TASK> Could you scale every coordinate in the answers of all the items below by 1.65, rounding to whole numbers with halves going up, and write out every line again, requests included, leaving the pictures out?

Element boundary items:
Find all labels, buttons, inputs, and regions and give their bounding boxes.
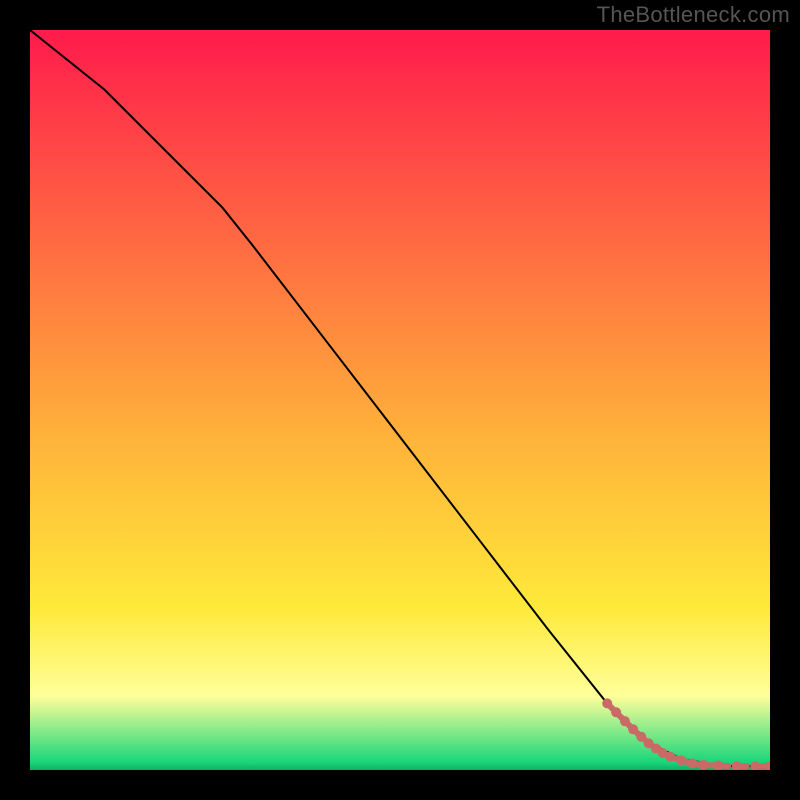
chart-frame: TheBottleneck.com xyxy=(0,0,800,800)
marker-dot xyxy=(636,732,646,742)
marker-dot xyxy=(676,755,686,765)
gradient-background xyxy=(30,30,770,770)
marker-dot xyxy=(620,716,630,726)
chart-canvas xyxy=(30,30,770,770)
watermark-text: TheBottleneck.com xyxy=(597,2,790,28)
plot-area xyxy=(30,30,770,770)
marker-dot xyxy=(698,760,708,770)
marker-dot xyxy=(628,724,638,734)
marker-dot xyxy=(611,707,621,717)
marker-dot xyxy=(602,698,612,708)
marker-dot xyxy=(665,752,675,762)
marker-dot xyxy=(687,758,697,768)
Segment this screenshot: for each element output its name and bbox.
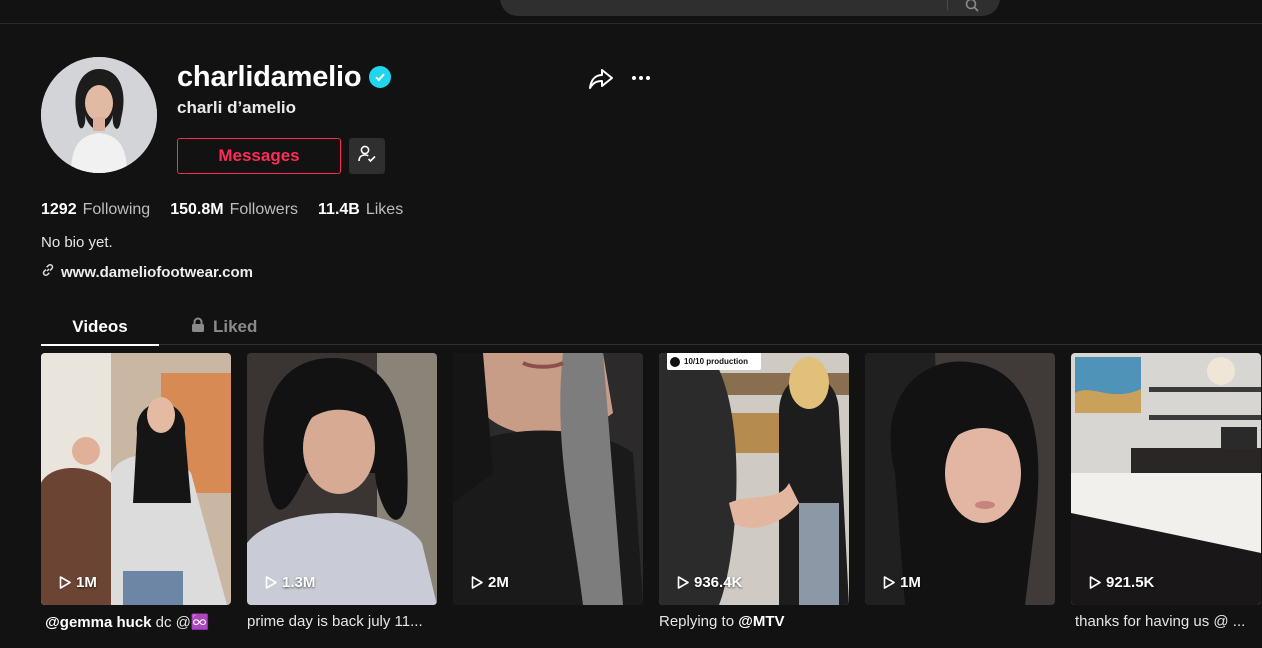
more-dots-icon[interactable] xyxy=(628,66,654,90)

CORRECT ANSWER>
Find all labels, buttons, inputs, and regions and give their bounding boxes.
chart-frame: TheBottleneck.com xyxy=(0,0,1320,1320)
marker-dot xyxy=(1049,1208,1066,1224)
marker-dot xyxy=(1115,1246,1132,1262)
gradient-background xyxy=(50,50,1271,1271)
marker-dot xyxy=(1023,1181,1040,1198)
chart-canvas xyxy=(50,50,1271,1271)
watermark-text: TheBottleneck.com xyxy=(985,3,1304,46)
plot-area xyxy=(50,50,1271,1271)
marker-dot xyxy=(1152,1254,1168,1271)
marker-dot xyxy=(1036,1195,1053,1211)
marker-dot xyxy=(1008,1167,1025,1183)
marker-dot xyxy=(993,1152,1010,1168)
marker-dot xyxy=(1097,1241,1114,1257)
marker-dot xyxy=(1134,1251,1150,1267)
Segment this screenshot: for each element output its name and bbox.
more-dots-icon[interactable] xyxy=(1036,109,1079,149)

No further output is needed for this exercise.